DIRECTIONS —
Lift out all lines below that contain "lieu".

===== EXTRACTED DATA =====

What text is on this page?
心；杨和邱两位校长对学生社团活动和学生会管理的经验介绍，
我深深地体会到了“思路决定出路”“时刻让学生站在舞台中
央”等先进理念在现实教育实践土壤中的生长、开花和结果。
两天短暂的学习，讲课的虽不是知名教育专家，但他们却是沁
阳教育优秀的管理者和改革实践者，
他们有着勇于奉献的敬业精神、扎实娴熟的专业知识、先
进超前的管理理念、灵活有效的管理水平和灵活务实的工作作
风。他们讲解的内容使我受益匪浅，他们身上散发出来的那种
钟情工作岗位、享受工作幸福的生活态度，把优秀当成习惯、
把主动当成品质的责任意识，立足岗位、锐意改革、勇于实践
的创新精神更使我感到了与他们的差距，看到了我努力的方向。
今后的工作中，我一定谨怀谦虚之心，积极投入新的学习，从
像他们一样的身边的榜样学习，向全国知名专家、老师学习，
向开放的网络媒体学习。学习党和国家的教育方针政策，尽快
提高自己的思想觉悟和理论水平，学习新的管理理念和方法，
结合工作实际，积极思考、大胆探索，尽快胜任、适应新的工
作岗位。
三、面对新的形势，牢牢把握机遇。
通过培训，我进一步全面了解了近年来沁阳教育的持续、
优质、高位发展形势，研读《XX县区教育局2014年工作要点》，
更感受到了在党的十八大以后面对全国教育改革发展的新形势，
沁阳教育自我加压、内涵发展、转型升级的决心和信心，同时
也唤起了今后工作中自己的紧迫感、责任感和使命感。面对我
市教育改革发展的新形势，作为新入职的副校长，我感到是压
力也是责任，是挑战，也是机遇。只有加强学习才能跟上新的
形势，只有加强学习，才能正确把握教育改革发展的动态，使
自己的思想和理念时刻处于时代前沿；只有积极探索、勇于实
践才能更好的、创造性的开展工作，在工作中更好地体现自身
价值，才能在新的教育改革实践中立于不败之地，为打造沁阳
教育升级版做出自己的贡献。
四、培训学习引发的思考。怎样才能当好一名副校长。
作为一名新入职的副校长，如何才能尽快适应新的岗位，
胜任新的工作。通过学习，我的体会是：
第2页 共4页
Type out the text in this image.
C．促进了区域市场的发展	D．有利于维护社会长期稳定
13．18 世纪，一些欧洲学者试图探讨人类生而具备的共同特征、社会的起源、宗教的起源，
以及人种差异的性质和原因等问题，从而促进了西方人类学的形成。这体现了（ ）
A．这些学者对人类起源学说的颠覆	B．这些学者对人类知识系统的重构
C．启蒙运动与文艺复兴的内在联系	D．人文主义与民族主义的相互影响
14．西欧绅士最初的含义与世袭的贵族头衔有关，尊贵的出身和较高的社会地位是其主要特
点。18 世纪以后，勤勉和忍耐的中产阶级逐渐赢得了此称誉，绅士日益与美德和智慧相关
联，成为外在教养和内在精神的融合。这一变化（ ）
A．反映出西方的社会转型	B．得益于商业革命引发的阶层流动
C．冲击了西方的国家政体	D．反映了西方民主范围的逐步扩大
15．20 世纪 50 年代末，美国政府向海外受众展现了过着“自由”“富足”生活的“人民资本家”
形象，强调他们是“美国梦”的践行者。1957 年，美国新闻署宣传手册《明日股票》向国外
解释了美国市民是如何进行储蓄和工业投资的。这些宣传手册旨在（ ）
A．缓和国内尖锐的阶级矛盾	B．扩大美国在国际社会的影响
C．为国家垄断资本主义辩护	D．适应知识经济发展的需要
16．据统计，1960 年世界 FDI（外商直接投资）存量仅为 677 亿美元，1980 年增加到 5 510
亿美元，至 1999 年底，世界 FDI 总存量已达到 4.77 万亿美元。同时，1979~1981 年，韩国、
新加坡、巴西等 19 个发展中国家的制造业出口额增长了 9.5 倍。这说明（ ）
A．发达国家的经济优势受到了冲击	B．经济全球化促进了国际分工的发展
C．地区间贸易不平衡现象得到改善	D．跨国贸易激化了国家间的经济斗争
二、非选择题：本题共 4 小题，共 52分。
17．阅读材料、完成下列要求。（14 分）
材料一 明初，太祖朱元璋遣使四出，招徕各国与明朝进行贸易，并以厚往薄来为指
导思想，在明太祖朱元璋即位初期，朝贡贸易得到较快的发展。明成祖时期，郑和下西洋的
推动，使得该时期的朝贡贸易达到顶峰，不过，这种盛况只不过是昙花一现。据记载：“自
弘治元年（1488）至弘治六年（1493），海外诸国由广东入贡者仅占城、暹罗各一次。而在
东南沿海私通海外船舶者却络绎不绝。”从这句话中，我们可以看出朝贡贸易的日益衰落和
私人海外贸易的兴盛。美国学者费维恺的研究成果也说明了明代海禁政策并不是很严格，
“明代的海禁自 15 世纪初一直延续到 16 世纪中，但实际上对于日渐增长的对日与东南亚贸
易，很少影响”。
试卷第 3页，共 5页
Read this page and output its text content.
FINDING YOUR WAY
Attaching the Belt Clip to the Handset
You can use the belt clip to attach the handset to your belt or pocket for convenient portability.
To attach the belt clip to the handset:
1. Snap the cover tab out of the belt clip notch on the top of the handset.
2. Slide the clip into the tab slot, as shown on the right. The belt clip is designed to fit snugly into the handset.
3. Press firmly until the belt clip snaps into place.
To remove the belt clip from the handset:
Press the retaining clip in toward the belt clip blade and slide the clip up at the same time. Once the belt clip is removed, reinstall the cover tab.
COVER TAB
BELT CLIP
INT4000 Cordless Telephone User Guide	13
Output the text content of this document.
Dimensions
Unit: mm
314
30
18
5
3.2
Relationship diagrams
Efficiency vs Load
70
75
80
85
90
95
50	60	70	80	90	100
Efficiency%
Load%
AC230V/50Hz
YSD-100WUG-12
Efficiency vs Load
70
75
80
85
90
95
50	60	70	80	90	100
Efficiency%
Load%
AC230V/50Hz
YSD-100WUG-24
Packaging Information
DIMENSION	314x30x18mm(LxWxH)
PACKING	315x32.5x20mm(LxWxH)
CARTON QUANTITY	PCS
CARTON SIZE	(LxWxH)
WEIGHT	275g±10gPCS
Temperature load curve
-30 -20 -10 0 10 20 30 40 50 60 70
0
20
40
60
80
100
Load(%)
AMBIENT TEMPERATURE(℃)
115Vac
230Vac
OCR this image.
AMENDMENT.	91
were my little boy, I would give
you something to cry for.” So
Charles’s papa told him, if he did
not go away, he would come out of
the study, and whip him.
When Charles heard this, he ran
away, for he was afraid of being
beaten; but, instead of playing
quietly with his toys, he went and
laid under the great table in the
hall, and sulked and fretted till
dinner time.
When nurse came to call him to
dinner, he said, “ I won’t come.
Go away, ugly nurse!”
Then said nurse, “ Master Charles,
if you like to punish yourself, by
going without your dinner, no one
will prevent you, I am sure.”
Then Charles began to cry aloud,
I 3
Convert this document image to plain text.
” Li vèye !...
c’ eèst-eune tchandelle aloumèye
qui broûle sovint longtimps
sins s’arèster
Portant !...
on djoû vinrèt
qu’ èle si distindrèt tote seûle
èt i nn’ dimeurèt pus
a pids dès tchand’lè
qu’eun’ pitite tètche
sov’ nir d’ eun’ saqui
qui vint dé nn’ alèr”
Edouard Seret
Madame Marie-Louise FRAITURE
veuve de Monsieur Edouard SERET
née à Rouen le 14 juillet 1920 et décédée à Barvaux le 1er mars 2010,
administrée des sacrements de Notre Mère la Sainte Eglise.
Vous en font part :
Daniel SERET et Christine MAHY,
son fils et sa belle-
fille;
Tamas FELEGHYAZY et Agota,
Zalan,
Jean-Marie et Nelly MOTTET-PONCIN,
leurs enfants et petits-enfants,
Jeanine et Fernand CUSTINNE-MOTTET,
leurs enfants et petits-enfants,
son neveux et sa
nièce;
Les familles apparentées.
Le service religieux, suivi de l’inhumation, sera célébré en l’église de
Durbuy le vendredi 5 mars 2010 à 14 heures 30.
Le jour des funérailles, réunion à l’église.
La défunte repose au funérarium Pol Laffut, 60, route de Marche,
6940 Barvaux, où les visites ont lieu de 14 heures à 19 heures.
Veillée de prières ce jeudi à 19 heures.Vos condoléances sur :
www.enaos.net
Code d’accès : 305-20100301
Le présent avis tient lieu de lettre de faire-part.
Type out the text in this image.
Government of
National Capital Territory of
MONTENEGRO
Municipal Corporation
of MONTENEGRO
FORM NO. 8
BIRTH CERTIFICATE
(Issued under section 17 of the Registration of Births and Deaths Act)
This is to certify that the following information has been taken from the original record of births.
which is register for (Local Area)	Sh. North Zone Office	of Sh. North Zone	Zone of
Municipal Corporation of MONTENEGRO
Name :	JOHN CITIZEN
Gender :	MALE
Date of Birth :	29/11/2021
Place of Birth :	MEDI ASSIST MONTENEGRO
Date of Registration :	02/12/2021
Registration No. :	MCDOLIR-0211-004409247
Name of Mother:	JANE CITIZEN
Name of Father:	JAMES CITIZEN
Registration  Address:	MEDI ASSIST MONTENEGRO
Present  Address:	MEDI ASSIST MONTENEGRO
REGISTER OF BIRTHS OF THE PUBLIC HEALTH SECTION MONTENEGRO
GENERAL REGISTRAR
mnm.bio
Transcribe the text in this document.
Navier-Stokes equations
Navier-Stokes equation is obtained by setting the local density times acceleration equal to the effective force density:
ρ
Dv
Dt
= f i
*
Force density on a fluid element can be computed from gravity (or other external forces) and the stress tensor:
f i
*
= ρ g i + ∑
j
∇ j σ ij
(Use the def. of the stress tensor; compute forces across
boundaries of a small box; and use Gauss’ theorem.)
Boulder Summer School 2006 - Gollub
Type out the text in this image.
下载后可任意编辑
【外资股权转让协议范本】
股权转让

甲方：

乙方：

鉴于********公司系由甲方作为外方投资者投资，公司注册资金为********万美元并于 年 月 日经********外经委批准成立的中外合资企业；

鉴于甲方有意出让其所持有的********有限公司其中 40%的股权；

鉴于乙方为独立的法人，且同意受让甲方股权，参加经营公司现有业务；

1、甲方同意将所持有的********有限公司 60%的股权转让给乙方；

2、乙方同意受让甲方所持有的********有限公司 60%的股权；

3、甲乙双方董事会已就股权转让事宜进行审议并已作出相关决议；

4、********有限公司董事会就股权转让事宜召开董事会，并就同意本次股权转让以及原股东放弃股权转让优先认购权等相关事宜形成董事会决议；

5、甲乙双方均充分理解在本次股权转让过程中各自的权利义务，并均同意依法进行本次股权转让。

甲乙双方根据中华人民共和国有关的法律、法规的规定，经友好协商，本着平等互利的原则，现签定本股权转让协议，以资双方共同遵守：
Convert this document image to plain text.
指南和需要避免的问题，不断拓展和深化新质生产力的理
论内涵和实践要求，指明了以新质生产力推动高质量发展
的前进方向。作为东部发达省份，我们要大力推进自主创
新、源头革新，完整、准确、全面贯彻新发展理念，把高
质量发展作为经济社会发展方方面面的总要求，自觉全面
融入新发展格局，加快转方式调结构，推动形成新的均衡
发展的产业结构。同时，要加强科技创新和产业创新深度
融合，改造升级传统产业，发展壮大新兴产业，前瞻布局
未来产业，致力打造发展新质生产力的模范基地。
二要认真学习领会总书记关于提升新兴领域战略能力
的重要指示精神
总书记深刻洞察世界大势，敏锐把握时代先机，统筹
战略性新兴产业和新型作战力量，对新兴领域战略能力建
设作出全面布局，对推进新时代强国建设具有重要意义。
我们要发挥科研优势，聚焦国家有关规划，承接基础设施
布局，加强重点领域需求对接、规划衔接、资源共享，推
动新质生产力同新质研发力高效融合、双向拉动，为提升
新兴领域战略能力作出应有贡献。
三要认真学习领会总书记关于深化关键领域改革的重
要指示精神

=====

CORRECT OUTPUT —
6940 Barvaux, où les visites ont lieu de 14 heures à 19 heures.
Le présent avis tient lieu de lettre de faire-part.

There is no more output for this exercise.